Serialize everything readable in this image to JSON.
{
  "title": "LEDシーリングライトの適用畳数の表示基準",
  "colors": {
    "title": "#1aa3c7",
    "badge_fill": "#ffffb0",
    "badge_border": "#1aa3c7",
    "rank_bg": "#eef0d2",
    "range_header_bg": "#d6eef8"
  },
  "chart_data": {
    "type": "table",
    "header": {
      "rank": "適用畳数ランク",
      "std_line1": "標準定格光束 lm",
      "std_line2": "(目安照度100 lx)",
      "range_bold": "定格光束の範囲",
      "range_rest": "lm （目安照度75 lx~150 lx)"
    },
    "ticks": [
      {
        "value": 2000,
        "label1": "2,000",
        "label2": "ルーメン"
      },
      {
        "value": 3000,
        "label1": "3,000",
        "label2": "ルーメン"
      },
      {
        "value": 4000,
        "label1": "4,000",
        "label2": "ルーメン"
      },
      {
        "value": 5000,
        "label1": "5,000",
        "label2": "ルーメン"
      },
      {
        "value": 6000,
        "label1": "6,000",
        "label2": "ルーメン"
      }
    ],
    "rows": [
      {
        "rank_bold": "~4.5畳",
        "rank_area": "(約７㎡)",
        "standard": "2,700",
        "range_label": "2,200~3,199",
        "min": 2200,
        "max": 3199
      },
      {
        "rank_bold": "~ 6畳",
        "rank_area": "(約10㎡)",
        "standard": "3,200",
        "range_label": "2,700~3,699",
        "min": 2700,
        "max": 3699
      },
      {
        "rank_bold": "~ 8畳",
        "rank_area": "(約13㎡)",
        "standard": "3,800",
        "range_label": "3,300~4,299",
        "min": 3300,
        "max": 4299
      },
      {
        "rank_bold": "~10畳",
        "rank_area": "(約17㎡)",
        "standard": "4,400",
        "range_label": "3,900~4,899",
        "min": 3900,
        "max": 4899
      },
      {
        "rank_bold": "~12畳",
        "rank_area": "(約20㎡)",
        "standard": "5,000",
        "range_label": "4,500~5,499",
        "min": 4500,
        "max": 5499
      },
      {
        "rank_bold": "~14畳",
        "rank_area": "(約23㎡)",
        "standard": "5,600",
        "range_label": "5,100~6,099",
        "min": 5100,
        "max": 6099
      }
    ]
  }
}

+---+

Write out every entry again, keeping each line exactly the same.

- [RESPONSE TO THE EXERCISE]:
Serialize everything readable in this image to JSON.
{
  "title": "LEDシーリングライトの適用畳数の表示基準",
  "colors": {
    "title": "#1aa3c7",
    "badge_fill": "#ffffb0",
    "badge_border": "#1aa3c7",
    "rank_bg": "#eef0d2",
    "range_header_bg": "#d6eef8"
  },
  "chart_data": {
    "type": "table",
    "header": {
      "rank": "適用畳数ランク",
      "std_line1": "標準定格光束 lm",
      "std_line2": "(目安照度100 lx)",
      "range_bold": "定格光束の範囲",
      "range_rest": "lm （目安照度75 lx~150 lx)"
    },
    "ticks": [
      {
        "value": 2000,
        "label1": "2,000",
        "label2": "ルーメン"
      },
      {
        "value": 3000,
        "label1": "3,000",
        "label2": "ルーメン"
      },
      {
        "value": 4000,
        "label1": "4,000",
        "label2": "ルーメン"
      },
      {
        "value": 5000,
        "label1": "5,000",
        "label2": "ルーメン"
      },
      {
        "value": 6000,
        "label1": "6,000",
        "label2": "ルーメン"
      }
    ],
    "rows": [
      {
        "rank_bold": "~4.5畳",
        "rank_area": "(約７㎡)",
        "standard": "2,700",
        "range_label": "2,200~3,199",
        "min": 2200,
        "max": 3199
      },
      {
        "rank_bold": "~ 6畳",
        "rank_area": "(約10㎡)",
        "standard": "3,200",
        "range_label": "2,700~3,699",
        "min": 2700,
        "max": 3699
      },
      {
        "rank_bold": "~ 8畳",
        "rank_area": "(約13㎡)",
        "standard": "3,800",
        "range_label": "3,300~4,299",
        "min": 3300,
        "max": 4299
      },
      {
        "rank_bold": "~10畳",
        "rank_area": "(約17㎡)",
        "standard": "4,400",
        "range_label": "3,900~4,899",
        "min": 3900,
        "max": 4899
      },
      {
        "rank_bold": "~12畳",
        "rank_area": "(約20㎡)",
        "standard": "5,000",
        "range_label": "4,500~5,499",
        "min": 4500,
        "max": 5499
      },
      {
        "rank_bold": "~14畳",
        "rank_area": "(約23㎡)",
        "standard": "5,600",
        "range_label": "5,100~6,099",
        "min": 5100,
        "max": 6099
      }
    ]
  }
}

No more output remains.